WHAT YOU ARE ASKED TO DO:
Return the count of lines with the string "NOCHE" in them, and nothing else.

[begin MATERIALS PROVIDED]

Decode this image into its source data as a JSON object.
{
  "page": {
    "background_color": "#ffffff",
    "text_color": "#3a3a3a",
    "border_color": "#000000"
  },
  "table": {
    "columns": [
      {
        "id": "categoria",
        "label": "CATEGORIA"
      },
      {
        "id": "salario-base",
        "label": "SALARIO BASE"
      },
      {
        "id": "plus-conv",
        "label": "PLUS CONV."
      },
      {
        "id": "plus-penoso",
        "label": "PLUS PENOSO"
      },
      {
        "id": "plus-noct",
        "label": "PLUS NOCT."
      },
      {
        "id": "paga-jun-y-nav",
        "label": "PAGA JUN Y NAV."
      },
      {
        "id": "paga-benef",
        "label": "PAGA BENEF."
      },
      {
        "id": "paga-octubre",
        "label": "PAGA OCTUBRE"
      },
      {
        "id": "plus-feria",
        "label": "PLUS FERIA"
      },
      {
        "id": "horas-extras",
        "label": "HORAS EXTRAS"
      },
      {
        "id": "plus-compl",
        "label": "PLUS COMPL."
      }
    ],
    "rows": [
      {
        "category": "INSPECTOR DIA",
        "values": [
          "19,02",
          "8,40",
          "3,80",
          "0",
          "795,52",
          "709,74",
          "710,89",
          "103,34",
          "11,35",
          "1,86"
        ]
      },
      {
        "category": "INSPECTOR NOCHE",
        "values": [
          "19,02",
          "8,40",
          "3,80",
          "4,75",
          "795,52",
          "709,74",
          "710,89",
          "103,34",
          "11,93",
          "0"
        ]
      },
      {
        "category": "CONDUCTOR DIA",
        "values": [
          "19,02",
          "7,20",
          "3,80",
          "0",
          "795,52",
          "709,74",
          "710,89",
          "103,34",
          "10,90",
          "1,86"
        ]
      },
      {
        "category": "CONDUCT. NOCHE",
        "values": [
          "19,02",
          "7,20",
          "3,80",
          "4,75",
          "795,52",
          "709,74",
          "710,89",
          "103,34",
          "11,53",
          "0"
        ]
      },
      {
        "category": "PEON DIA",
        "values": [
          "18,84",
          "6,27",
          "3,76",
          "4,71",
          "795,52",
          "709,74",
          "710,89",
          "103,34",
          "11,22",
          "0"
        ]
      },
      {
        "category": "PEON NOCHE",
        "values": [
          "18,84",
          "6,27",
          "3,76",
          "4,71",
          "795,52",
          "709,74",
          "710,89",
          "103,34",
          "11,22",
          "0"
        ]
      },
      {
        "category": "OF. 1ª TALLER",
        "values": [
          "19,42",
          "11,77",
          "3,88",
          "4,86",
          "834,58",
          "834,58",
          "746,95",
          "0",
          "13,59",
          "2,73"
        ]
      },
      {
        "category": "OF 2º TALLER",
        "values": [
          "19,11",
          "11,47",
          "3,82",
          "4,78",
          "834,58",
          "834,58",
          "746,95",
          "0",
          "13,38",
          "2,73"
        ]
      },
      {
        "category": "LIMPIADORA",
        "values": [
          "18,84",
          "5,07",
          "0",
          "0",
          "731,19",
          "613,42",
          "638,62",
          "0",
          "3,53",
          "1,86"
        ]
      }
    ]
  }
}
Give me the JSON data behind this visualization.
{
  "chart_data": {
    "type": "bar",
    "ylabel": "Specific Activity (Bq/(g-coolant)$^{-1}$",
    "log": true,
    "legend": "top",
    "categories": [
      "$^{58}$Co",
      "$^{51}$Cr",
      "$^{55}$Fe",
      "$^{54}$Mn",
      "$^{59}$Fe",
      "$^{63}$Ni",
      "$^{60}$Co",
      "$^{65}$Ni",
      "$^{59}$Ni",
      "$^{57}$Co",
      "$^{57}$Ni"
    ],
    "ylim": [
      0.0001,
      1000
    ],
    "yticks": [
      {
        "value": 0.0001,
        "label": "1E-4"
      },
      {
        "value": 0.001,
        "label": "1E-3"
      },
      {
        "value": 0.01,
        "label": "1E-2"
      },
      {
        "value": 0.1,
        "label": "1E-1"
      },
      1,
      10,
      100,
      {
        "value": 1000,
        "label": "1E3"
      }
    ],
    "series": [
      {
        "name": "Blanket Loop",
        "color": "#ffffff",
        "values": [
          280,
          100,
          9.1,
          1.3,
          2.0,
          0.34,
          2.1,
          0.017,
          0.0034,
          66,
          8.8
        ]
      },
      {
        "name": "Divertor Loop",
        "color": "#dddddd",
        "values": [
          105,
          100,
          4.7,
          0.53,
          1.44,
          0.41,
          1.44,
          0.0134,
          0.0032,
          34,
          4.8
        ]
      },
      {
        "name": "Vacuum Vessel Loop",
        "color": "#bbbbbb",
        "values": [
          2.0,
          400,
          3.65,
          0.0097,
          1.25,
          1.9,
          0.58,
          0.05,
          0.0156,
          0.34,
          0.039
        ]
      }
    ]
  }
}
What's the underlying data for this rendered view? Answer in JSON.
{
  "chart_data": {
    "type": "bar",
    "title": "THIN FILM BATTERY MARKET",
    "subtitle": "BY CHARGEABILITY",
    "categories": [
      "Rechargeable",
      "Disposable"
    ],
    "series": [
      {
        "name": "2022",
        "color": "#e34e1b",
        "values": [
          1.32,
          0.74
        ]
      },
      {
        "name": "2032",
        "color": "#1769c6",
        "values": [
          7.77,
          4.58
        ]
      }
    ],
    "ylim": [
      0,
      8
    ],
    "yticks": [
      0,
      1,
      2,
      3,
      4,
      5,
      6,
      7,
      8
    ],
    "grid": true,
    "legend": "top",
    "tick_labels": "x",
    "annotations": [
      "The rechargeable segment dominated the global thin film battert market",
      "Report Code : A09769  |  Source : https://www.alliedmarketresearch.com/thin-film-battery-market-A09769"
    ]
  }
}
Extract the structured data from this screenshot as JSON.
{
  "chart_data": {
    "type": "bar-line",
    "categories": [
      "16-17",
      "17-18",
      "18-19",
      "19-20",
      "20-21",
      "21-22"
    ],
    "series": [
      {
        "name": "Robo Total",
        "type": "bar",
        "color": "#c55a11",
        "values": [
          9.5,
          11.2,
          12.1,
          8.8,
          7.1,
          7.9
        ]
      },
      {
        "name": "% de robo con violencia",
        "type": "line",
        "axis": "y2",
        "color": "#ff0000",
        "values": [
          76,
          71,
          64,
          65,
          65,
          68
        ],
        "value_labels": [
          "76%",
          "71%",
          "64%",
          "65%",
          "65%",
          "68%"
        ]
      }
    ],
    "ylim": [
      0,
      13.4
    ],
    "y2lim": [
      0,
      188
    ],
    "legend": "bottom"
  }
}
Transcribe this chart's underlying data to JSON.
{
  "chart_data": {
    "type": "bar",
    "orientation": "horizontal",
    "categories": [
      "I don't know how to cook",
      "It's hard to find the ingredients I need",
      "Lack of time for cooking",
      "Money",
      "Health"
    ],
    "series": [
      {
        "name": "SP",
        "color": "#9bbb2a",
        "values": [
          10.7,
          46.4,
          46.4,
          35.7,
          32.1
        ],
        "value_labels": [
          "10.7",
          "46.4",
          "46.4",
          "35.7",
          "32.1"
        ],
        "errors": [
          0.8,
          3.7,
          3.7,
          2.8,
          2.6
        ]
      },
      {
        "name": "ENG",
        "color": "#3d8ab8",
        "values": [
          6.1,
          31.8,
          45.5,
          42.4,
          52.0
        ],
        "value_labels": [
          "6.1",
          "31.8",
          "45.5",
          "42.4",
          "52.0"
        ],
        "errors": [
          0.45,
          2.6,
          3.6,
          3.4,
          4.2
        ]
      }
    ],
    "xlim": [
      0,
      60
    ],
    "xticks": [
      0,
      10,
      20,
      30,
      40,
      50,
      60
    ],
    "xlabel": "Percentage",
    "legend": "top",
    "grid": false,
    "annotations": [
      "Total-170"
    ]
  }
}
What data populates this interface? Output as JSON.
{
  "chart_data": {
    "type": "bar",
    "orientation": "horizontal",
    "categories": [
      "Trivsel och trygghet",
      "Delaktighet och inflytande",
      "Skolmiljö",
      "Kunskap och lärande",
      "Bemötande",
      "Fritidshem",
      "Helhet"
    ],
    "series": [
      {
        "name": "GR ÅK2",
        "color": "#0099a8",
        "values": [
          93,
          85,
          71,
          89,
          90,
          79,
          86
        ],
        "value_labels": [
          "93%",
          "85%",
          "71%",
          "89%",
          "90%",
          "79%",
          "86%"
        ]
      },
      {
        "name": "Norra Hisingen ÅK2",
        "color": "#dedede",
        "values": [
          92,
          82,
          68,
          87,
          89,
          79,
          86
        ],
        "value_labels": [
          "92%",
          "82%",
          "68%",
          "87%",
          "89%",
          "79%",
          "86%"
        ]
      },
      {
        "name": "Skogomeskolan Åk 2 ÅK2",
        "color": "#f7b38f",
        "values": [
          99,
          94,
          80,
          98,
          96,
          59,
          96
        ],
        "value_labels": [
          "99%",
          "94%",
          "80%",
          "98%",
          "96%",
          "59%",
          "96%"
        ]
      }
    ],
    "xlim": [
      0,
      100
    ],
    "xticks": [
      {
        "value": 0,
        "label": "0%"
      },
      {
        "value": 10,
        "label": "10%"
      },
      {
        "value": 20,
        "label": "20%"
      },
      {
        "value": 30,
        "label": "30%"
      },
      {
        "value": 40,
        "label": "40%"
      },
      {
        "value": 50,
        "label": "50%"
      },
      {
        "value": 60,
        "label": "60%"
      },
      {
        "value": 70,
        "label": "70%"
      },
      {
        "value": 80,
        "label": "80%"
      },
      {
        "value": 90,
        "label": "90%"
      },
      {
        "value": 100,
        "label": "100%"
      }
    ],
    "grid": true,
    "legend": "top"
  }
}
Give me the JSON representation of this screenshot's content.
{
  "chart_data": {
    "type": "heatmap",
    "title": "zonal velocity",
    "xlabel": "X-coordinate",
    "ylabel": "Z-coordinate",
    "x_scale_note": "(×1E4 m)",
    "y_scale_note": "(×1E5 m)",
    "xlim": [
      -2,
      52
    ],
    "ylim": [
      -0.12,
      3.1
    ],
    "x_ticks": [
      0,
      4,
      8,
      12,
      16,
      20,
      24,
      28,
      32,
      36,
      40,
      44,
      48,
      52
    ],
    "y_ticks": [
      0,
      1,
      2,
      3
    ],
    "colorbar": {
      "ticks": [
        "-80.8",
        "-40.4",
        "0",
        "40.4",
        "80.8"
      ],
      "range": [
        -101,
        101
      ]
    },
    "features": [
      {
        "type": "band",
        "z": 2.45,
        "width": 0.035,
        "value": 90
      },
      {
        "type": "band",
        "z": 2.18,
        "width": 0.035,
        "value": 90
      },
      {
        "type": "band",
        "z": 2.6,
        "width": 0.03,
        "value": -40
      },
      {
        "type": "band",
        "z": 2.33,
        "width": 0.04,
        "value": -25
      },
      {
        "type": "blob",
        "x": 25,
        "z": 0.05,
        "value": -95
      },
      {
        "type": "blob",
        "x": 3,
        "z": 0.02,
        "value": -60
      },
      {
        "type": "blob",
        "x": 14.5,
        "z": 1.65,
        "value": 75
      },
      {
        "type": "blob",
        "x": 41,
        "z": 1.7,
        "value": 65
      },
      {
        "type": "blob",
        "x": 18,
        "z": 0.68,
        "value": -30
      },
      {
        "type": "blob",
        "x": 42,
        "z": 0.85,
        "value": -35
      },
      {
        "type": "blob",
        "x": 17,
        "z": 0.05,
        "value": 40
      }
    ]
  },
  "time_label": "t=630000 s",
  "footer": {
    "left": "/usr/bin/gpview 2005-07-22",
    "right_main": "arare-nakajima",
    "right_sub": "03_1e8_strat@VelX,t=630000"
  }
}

[end MATERIALS PROVIDED]

TASK OUTPUT:
3